▶ _WRITTEN REQUEST_: Tally how many lines include "Pemberian". The number is the whole answer.

▶ _RECORDS SHOWN_:
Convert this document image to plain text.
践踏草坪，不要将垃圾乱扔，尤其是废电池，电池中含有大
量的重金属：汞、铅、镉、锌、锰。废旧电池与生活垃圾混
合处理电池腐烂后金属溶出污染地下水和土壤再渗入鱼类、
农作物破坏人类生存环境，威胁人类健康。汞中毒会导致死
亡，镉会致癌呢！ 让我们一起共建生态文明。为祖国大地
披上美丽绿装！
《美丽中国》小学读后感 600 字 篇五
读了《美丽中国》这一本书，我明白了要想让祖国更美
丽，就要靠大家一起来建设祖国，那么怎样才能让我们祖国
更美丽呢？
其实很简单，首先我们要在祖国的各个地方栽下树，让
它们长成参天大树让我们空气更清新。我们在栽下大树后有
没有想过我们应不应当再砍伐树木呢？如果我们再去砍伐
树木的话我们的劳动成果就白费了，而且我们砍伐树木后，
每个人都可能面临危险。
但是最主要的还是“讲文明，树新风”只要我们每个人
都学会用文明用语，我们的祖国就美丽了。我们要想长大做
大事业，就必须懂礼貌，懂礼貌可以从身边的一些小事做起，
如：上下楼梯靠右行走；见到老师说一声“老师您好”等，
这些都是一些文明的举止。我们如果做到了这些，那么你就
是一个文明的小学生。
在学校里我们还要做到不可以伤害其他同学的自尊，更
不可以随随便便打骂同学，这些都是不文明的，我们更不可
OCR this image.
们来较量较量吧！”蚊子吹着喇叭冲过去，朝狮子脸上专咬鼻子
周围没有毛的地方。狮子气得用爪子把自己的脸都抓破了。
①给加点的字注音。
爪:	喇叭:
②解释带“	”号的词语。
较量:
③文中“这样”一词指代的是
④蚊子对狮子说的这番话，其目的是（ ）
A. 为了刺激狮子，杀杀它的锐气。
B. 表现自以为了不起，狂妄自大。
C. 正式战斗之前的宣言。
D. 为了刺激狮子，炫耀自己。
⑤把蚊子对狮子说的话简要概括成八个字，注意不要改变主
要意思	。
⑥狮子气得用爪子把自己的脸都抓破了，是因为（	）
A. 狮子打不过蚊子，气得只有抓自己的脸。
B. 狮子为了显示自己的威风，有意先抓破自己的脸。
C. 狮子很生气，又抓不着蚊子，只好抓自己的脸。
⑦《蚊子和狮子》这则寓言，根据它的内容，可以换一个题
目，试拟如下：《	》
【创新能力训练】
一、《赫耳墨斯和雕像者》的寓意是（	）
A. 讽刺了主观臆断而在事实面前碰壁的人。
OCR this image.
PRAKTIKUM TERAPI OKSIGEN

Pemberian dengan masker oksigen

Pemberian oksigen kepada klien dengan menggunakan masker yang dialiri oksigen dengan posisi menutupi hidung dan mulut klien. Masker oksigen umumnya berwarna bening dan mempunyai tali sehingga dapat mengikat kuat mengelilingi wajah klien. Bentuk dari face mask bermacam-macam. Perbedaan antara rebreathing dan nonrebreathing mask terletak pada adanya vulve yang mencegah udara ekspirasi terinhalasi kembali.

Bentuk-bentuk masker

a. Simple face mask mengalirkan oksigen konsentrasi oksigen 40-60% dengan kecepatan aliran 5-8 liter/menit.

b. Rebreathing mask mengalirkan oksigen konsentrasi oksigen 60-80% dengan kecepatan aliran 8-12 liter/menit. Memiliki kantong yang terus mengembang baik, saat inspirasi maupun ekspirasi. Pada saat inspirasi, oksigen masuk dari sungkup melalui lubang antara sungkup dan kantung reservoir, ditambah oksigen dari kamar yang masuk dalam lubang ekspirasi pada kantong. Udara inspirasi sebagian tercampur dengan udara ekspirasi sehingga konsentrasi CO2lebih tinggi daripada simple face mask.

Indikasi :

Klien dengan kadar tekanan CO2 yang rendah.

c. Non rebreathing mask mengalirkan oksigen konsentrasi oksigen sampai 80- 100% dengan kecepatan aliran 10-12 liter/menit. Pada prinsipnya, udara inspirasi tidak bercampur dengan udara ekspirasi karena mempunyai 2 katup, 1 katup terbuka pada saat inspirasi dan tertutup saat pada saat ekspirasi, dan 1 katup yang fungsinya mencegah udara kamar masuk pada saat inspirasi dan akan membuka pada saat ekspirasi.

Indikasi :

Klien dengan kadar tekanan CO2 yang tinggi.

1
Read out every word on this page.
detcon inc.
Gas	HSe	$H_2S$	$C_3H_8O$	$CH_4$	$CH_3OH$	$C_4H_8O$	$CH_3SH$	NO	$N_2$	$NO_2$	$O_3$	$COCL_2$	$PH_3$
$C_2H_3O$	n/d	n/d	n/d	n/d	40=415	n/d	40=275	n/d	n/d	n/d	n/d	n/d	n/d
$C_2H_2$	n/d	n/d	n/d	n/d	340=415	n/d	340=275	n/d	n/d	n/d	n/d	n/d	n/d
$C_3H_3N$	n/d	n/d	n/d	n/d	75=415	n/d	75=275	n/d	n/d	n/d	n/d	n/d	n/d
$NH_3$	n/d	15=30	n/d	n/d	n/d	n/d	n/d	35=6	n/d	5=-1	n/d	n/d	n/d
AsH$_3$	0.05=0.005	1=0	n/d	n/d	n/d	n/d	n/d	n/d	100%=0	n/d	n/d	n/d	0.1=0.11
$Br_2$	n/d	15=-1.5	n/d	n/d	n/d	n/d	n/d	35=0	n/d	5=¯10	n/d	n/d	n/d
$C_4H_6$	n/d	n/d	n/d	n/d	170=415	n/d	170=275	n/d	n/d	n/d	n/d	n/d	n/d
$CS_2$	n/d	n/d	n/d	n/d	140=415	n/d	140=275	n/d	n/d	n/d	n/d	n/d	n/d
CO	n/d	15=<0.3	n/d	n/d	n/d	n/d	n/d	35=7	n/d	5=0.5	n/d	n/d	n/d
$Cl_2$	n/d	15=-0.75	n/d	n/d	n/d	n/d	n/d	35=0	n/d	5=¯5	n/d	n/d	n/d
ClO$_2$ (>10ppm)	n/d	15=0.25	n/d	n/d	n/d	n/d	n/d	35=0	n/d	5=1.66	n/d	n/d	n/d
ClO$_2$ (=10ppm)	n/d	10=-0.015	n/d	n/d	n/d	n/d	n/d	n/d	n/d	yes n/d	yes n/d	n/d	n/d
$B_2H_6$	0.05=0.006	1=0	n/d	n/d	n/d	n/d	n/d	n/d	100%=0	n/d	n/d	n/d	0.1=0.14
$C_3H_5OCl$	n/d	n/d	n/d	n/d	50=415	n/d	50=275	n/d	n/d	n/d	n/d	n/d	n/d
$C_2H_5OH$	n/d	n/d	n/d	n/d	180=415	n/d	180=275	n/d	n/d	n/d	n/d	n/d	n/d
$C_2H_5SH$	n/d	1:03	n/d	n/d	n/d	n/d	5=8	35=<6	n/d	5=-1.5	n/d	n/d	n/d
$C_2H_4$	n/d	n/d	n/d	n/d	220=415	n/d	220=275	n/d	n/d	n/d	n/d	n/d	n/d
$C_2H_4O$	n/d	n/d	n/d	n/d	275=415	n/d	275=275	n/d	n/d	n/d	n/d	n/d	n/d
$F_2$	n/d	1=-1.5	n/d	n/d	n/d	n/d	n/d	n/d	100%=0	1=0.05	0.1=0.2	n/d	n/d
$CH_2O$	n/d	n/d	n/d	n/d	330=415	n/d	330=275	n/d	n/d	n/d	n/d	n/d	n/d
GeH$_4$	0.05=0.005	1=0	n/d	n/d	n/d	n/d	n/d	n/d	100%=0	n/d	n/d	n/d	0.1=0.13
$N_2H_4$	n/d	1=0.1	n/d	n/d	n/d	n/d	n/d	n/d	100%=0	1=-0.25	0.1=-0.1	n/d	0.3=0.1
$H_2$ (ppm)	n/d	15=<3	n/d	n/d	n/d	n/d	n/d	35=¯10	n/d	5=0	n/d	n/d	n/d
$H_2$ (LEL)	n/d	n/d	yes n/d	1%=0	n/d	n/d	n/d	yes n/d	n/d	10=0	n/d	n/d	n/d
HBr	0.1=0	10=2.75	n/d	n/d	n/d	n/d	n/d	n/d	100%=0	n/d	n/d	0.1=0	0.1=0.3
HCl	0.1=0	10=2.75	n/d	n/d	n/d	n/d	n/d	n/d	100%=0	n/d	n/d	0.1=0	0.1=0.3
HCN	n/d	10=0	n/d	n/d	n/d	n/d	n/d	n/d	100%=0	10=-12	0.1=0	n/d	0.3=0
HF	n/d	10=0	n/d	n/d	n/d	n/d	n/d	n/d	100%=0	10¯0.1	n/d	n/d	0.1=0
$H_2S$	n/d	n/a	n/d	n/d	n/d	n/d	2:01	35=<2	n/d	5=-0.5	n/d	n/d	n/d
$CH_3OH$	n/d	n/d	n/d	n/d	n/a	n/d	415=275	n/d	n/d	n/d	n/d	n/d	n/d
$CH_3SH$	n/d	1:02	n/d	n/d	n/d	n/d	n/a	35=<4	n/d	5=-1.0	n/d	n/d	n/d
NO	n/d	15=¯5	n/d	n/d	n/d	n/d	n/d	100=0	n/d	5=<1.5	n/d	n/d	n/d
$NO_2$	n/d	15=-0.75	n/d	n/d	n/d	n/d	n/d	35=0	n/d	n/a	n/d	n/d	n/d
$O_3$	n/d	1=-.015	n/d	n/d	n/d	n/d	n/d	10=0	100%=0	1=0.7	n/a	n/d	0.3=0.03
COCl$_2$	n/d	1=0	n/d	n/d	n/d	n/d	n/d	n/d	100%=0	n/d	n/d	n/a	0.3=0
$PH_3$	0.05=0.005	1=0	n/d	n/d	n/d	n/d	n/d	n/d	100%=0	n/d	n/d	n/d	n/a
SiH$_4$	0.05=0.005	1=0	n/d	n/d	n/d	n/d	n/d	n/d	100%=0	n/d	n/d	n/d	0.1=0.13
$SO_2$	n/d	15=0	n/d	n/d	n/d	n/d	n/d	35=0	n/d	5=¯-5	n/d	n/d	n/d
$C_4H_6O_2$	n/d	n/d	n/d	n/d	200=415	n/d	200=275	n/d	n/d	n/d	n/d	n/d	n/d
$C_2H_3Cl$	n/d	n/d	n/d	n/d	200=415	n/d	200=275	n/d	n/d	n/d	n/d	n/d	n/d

▶ _RESPONSE TO THE TASK_: 2